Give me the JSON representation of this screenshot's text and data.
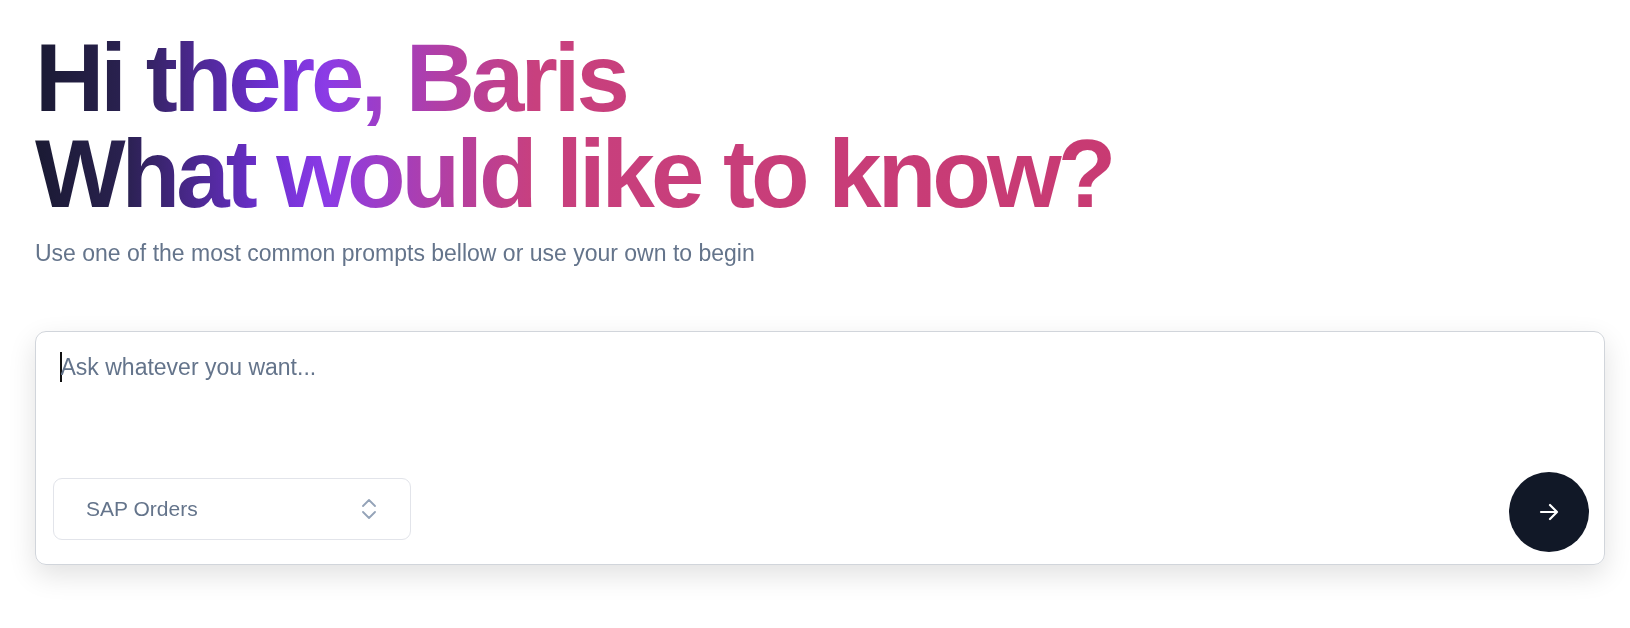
{
  "heading": {
    "lines": [
      "Hi there, Baris",
      "What would like to know?"
    ]
  },
  "subtitle": "Use one of the most common prompts bellow or use your own to begin",
  "prompt": {
    "placeholder": "Ask whatever you want...",
    "focused": true,
    "source_select": {
      "value": "SAP Orders"
    },
    "send_button": {
      "disabled": false
    }
  }
}
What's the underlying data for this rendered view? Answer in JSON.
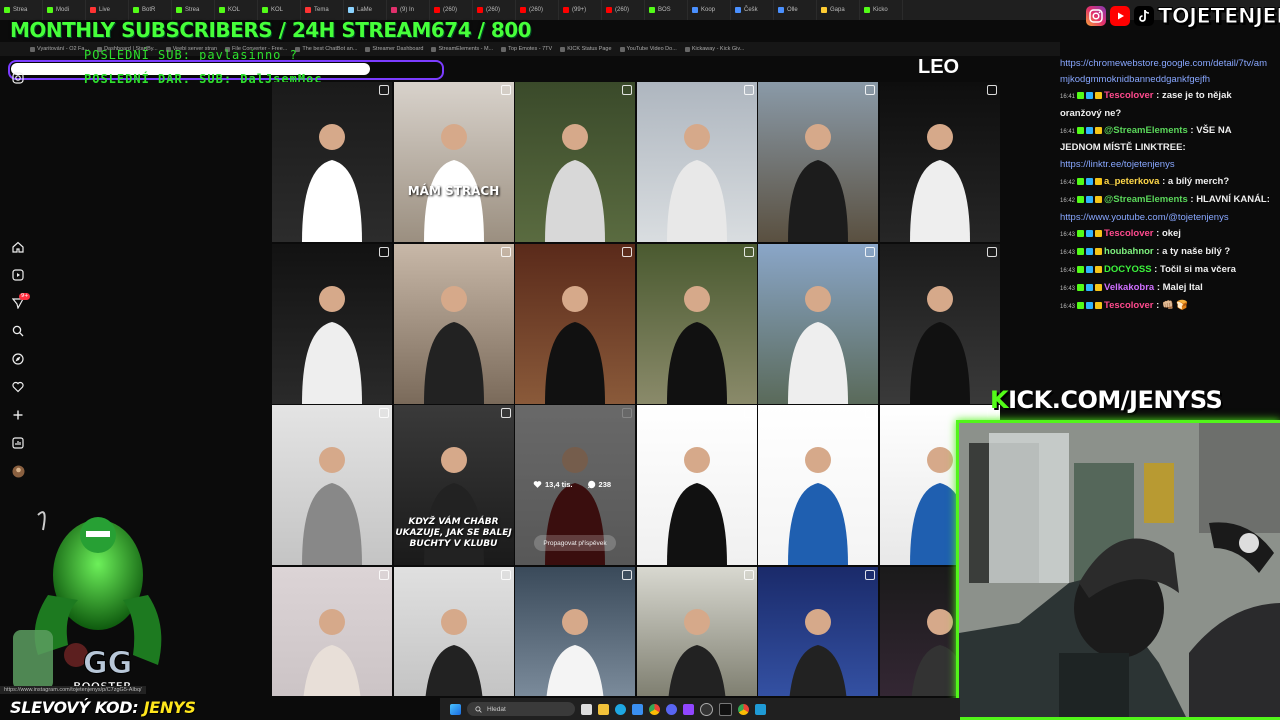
{
  "browser": {
    "tabs": [
      "Strea",
      "Modi",
      "Live",
      "BotR",
      "Strea",
      "KOL",
      "KOL",
      "Tema",
      "LaMe",
      "(9) In",
      "(260)",
      "(260)",
      "(260)",
      "(99+)",
      "(260)",
      "BOS",
      "Koop",
      "Češk",
      "Olle",
      "Gapa",
      "Kicko"
    ],
    "bookmarks": [
      "Vyaritování - O2 Fa...",
      "Dashboard | StartBy...",
      "Veebi server stran",
      "File Converter - Free...",
      "The best ChatBot an...",
      "Streamer Dashboard",
      "StreamElements - M...",
      "Top Emotes - 7TV",
      "KICK Status Page",
      "YouTube Video Do...",
      "Kickaway - Kick Giv..."
    ],
    "status_url": "https://www.instagram.com/tojetenjenys/p/C7zgG5-AIbq/"
  },
  "overlay": {
    "title": "MONTHLY SUBSCRIBERS / 24H STREAM674 / 800",
    "last_sub": "POSLEDNÍ SUB: pavlasinno_?",
    "last_donation": "POSLEDNÍ DAR. SUB: DalJsemMoc",
    "handle": "TOJETENJENYS",
    "kick_prefix": "K",
    "kick_url": "ICK.COM/JENYSS",
    "promo_label": "SLEVOVÝ KOD: ",
    "promo_code": "JENYS",
    "sponsor_text": "GG BOOSTER",
    "progress": 0.8425
  },
  "instagram": {
    "partial_caption": "LEO",
    "tiles": [
      {
        "caption": "",
        "icon": "carousel-icon"
      },
      {
        "caption": "MÁM STRACH",
        "icon": "reel-icon"
      },
      {
        "caption": "",
        "icon": "carousel-icon"
      },
      {
        "caption": "",
        "icon": "carousel-icon"
      },
      {
        "caption": "",
        "icon": "carousel-icon"
      },
      {
        "caption": "",
        "icon": "carousel-icon"
      },
      {
        "caption": "",
        "icon": "carousel-icon"
      },
      {
        "caption": "",
        "icon": "carousel-icon"
      },
      {
        "caption": "",
        "icon": "carousel-icon"
      },
      {
        "caption": "",
        "icon": "carousel-icon"
      },
      {
        "caption": "",
        "icon": "carousel-icon"
      },
      {
        "caption": "",
        "icon": "carousel-icon"
      },
      {
        "caption": "",
        "icon": "carousel-icon"
      },
      {
        "caption": "KDYŽ VÁM CHÁBR UKAZUJE, JAK SE BALEJ BUCHTY V KLUBU",
        "icon": "reel-icon"
      },
      {
        "caption": "",
        "icon": "carousel-icon"
      },
      {
        "caption": "",
        "icon": "carousel-icon"
      },
      {
        "caption": "",
        "icon": "carousel-icon"
      },
      {
        "caption": "",
        "icon": "carousel-icon"
      },
      {
        "caption": "",
        "icon": "carousel-icon"
      },
      {
        "caption": "",
        "icon": "carousel-icon"
      },
      {
        "caption": "",
        "icon": "carousel-icon"
      },
      {
        "caption": "",
        "icon": "carousel-icon"
      },
      {
        "caption": "",
        "icon": "carousel-icon"
      },
      {
        "caption": "",
        "icon": "carousel-icon"
      }
    ],
    "hover": {
      "likes": "13,4 tis.",
      "comments": "238",
      "promote_label": "Propagovat příspěvek"
    },
    "notification_count": "9+"
  },
  "chat": {
    "intro_link": "https://chromewebstore.google.com/detail/7tv/ammjkodgmmoknidbanneddgankfgejfh",
    "messages": [
      {
        "time": "16:41",
        "user": "Tescolover",
        "color": "#ff4a8d",
        "text": "zase je to nějak oranžový ne?"
      },
      {
        "time": "16:41",
        "user": "@StreamElements",
        "color": "#5ad65a",
        "text": "VŠE NA JEDNOM MÍSTĚ LINKTREE:",
        "link": "https://linktr.ee/tojetenjenys"
      },
      {
        "time": "16:42",
        "user": "a_peterkova",
        "color": "#ffd84a",
        "text": "a bílý merch?"
      },
      {
        "time": "16:42",
        "user": "@StreamElements",
        "color": "#5ad65a",
        "text": "HLAVNÍ KANÁL:",
        "link": "https://www.youtube.com/@tojetenjenys"
      },
      {
        "time": "16:43",
        "user": "Tescolover",
        "color": "#ff4a8d",
        "text": "okej"
      },
      {
        "time": "16:43",
        "user": "houbahnor",
        "color": "#7ef07e",
        "text": "a ty naše bílý ?"
      },
      {
        "time": "16:43",
        "user": "DOCYOSS",
        "color": "#3cf23c",
        "text": "Točil si ma včera"
      },
      {
        "time": "16:43",
        "user": "Velkakobra",
        "color": "#d070ff",
        "text": "Malej Ital"
      },
      {
        "time": "16:43",
        "user": "Tescolover",
        "color": "#ff4a8d",
        "text": "👊🏼 🍞"
      }
    ]
  },
  "taskbar": {
    "search_placeholder": "Hledat"
  }
}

■ What to work on:
Omit any images, then output the listing exactly.

■ Task response:
Give me the JSON representation of this screenshot's text and data.
{
  "heading": {
    "lines": [
      "Hi there, Baris",
      "What would like to know?"
    ]
  },
  "subtitle": "Use one of the most common prompts bellow or use your own to begin",
  "prompt": {
    "placeholder": "Ask whatever you want...",
    "focused": true,
    "source_select": {
      "value": "SAP Orders"
    },
    "send_button": {
      "disabled": false
    }
  }
}
What's the underlying data for this rendered view? Answer in JSON.
{
  "browser": {
    "tabs": [
      "Strea",
      "Modi",
      "Live",
      "BotR",
      "Strea",
      "KOL",
      "KOL",
      "Tema",
      "LaMe",
      "(9) In",
      "(260)",
      "(260)",
      "(260)",
      "(99+)",
      "(260)",
      "BOS",
      "Koop",
      "Češk",
      "Olle",
      "Gapa",
      "Kicko"
    ],
    "bookmarks": [
      "Vyaritování - O2 Fa...",
      "Dashboard | StartBy...",
      "Veebi server stran",
      "File Converter - Free...",
      "The best ChatBot an...",
      "Streamer Dashboard",
      "StreamElements - M...",
      "Top Emotes - 7TV",
      "KICK Status Page",
      "YouTube Video Do...",
      "Kickaway - Kick Giv..."
    ],
    "status_url": "https://www.instagram.com/tojetenjenys/p/C7zgG5-AIbq/"
  },
  "overlay": {
    "title": "MONTHLY SUBSCRIBERS / 24H STREAM674 / 800",
    "last_sub": "POSLEDNÍ SUB: pavlasinno_?",
    "last_donation": "POSLEDNÍ DAR. SUB: DalJsemMoc",
    "handle": "TOJETENJENYS",
    "kick_prefix": "K",
    "kick_url": "ICK.COM/JENYSS",
    "promo_label": "SLEVOVÝ KOD: ",
    "promo_code": "JENYS",
    "sponsor_text": "GG BOOSTER",
    "progress": 0.8425
  },
  "instagram": {
    "partial_caption": "LEO",
    "tiles": [
      {
        "caption": "",
        "icon": "carousel-icon"
      },
      {
        "caption": "MÁM STRACH",
        "icon": "reel-icon"
      },
      {
        "caption": "",
        "icon": "carousel-icon"
      },
      {
        "caption": "",
        "icon": "carousel-icon"
      },
      {
        "caption": "",
        "icon": "carousel-icon"
      },
      {
        "caption": "",
        "icon": "carousel-icon"
      },
      {
        "caption": "",
        "icon": "carousel-icon"
      },
      {
        "caption": "",
        "icon": "carousel-icon"
      },
      {
        "caption": "",
        "icon": "carousel-icon"
      },
      {
        "caption": "",
        "icon": "carousel-icon"
      },
      {
        "caption": "",
        "icon": "carousel-icon"
      },
      {
        "caption": "",
        "icon": "carousel-icon"
      },
      {
        "caption": "",
        "icon": "carousel-icon"
      },
      {
        "caption": "KDYŽ VÁM CHÁBR UKAZUJE, JAK SE BALEJ BUCHTY V KLUBU",
        "icon": "reel-icon"
      },
      {
        "caption": "",
        "icon": "carousel-icon"
      },
      {
        "caption": "",
        "icon": "carousel-icon"
      },
      {
        "caption": "",
        "icon": "carousel-icon"
      },
      {
        "caption": "",
        "icon": "carousel-icon"
      },
      {
        "caption": "",
        "icon": "carousel-icon"
      },
      {
        "caption": "",
        "icon": "carousel-icon"
      },
      {
        "caption": "",
        "icon": "carousel-icon"
      },
      {
        "caption": "",
        "icon": "carousel-icon"
      },
      {
        "caption": "",
        "icon": "carousel-icon"
      },
      {
        "caption": "",
        "icon": "carousel-icon"
      }
    ],
    "hover": {
      "likes": "13,4 tis.",
      "comments": "238",
      "promote_label": "Propagovat příspěvek"
    },
    "notification_count": "9+"
  },
  "chat": {
    "intro_link": "https://chromewebstore.google.com/detail/7tv/ammjkodgmmoknidbanneddgankfgejfh",
    "messages": [
      {
        "time": "16:41",
        "user": "Tescolover",
        "color": "#ff4a8d",
        "text": "zase je to nějak oranžový ne?"
      },
      {
        "time": "16:41",
        "user": "@StreamElements",
        "color": "#5ad65a",
        "text": "VŠE NA JEDNOM MÍSTĚ LINKTREE:",
        "link": "https://linktr.ee/tojetenjenys"
      },
      {
        "time": "16:42",
        "user": "a_peterkova",
        "color": "#ffd84a",
        "text": "a bílý merch?"
      },
      {
        "time": "16:42",
        "user": "@StreamElements",
        "color": "#5ad65a",
        "text": "HLAVNÍ KANÁL:",
        "link": "https://www.youtube.com/@tojetenjenys"
      },
      {
        "time": "16:43",
        "user": "Tescolover",
        "color": "#ff4a8d",
        "text": "okej"
      },
      {
        "time": "16:43",
        "user": "houbahnor",
        "color": "#7ef07e",
        "text": "a ty naše bílý ?"
      },
      {
        "time": "16:43",
        "user": "DOCYOSS",
        "color": "#3cf23c",
        "text": "Točil si ma včera"
      },
      {
        "time": "16:43",
        "user": "Velkakobra",
        "color": "#d070ff",
        "text": "Malej Ital"
      },
      {
        "time": "16:43",
        "user": "Tescolover",
        "color": "#ff4a8d",
        "text": "👊🏼 🍞"
      }
    ]
  },
  "taskbar": {
    "search_placeholder": "Hledat"
  }
}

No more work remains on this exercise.